>>>>
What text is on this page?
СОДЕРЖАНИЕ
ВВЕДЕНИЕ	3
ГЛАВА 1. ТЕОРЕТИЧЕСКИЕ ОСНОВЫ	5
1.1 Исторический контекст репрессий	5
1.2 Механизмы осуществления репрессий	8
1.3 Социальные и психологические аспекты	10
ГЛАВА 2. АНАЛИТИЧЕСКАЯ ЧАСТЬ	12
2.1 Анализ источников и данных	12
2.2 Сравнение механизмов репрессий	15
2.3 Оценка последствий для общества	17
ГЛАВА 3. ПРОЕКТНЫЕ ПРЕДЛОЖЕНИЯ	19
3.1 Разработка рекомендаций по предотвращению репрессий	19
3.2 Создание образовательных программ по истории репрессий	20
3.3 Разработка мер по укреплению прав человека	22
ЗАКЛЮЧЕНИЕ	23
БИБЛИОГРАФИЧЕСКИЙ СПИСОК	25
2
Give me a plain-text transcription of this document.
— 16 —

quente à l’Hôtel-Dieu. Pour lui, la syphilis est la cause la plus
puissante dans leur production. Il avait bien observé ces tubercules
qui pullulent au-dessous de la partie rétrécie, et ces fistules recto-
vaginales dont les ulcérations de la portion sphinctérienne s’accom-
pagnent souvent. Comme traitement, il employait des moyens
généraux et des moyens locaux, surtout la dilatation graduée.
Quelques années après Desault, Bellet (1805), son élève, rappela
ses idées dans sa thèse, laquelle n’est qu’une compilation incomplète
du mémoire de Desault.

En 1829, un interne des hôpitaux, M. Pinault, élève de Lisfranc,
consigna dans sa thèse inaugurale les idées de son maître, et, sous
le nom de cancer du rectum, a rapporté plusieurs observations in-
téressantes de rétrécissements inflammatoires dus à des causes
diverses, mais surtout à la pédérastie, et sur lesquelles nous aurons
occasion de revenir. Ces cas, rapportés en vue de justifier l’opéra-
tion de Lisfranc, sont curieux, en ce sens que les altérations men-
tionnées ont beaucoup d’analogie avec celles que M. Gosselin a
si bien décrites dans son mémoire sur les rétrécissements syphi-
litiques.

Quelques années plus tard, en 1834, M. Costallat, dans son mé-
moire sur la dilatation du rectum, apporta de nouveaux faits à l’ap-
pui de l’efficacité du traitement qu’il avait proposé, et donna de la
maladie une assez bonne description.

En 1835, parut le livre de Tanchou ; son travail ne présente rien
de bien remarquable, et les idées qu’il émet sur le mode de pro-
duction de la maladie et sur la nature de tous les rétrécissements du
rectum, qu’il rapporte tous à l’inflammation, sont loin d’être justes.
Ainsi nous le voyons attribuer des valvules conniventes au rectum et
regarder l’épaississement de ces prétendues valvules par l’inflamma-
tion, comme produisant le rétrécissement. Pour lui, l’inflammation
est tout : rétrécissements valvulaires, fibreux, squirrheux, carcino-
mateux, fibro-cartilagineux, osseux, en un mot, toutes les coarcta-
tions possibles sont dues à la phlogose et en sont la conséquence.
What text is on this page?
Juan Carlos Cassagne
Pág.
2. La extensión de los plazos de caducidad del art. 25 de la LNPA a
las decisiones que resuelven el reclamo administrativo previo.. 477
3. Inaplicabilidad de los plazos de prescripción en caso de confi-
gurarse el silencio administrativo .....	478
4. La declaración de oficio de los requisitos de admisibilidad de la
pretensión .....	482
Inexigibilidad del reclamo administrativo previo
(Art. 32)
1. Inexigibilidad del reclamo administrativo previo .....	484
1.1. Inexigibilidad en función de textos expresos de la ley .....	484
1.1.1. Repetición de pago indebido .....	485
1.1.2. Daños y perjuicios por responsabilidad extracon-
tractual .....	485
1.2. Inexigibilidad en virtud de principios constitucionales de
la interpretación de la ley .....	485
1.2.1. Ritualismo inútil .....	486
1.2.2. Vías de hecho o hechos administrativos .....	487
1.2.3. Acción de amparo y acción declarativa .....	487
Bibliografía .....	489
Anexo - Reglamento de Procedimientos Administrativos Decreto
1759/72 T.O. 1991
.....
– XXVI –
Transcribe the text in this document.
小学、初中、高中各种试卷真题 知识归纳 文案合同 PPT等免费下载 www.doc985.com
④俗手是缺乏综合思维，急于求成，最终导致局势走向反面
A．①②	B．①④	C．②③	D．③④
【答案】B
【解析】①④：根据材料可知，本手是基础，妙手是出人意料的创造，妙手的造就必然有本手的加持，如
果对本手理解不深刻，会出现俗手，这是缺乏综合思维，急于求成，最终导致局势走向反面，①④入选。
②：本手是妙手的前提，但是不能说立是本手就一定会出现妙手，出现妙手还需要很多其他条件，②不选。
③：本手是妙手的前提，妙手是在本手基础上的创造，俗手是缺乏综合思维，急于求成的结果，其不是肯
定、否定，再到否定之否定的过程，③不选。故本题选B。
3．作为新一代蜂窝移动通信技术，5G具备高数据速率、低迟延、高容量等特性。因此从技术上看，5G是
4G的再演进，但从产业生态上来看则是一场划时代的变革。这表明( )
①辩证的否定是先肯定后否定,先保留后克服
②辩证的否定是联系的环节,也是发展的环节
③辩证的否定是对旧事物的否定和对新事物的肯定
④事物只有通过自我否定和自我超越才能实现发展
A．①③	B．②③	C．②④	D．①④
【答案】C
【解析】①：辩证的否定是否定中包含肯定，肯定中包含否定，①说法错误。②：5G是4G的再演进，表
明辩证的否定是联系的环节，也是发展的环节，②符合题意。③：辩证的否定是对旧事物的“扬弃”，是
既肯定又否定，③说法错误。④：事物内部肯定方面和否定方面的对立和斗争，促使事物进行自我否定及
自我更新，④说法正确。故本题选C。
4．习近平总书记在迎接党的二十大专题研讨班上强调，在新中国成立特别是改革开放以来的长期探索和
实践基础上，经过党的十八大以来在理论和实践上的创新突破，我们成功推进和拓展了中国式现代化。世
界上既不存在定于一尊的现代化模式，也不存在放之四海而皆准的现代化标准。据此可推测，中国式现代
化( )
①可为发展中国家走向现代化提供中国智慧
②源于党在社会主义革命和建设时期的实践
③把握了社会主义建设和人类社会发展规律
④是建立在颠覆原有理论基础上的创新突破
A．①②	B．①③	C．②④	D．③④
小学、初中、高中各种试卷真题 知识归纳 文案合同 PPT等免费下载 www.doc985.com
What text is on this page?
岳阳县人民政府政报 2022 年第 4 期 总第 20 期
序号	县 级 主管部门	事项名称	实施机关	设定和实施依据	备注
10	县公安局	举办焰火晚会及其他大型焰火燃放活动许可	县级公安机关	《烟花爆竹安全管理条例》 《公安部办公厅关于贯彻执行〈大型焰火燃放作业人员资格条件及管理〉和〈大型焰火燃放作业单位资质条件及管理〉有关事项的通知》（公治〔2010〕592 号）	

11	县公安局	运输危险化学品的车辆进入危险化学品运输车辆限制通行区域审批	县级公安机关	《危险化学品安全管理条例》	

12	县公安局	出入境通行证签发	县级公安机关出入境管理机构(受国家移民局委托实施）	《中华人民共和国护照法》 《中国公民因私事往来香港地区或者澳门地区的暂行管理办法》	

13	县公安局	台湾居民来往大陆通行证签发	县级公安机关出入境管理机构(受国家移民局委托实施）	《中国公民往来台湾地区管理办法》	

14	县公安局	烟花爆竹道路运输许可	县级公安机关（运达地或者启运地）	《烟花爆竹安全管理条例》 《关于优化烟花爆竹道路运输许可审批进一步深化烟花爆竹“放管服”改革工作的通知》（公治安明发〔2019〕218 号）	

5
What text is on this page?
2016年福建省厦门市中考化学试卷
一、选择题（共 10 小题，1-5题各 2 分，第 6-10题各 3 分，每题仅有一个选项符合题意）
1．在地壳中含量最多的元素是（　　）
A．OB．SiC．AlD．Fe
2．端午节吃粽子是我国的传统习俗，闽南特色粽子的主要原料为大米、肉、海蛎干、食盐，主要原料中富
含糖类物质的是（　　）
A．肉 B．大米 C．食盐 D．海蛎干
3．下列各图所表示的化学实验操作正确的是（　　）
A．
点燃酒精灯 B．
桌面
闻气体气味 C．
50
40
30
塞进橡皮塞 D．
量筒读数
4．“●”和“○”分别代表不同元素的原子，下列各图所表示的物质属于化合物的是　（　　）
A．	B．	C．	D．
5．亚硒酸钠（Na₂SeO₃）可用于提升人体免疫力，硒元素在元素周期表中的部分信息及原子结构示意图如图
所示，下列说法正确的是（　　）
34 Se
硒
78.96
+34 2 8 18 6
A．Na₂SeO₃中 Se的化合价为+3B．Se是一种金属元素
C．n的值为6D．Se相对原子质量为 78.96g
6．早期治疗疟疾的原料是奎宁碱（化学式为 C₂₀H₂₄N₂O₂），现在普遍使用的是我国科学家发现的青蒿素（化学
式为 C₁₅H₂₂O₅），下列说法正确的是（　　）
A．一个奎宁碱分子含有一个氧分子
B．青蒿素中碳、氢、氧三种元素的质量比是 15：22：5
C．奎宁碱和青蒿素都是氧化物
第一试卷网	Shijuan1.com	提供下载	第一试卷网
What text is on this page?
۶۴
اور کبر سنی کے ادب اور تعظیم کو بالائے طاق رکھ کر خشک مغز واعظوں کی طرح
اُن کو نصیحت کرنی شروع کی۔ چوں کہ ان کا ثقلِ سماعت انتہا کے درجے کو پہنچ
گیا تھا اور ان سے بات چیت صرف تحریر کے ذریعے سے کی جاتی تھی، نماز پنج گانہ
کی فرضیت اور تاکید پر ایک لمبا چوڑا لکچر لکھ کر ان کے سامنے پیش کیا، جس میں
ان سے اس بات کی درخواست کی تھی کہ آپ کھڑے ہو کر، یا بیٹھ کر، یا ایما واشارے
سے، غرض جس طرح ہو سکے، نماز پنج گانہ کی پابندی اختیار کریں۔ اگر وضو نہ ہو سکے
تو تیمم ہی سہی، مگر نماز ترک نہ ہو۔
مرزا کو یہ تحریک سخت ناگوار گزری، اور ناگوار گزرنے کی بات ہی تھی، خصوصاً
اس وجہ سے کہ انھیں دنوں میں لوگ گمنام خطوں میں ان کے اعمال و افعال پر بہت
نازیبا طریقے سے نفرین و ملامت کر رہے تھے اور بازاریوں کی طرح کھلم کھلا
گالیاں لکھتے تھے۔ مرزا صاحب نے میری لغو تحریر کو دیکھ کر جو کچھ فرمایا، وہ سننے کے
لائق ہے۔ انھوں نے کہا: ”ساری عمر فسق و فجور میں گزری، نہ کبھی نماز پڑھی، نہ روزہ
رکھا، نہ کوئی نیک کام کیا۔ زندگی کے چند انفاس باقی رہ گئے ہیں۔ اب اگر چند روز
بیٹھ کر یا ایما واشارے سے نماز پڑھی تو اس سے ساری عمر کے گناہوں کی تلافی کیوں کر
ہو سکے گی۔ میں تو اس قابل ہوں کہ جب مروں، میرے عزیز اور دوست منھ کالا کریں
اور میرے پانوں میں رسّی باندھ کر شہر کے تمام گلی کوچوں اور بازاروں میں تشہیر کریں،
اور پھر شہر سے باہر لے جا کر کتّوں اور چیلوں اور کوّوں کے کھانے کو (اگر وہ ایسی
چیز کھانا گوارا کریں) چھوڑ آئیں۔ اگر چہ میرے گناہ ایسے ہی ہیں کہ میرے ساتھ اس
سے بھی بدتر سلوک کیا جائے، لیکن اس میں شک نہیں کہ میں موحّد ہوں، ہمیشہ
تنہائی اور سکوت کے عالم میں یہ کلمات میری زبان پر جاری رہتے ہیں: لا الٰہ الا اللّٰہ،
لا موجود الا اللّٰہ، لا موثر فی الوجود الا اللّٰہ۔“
<<<<
Pick out lines containing the word "thèse", each one as written.

**Answer**
ses idées dans sa thèse, laquelle n’est qu’une compilation incomplète
consigna dans sa thèse inaugurale les idées de son maître, et, sous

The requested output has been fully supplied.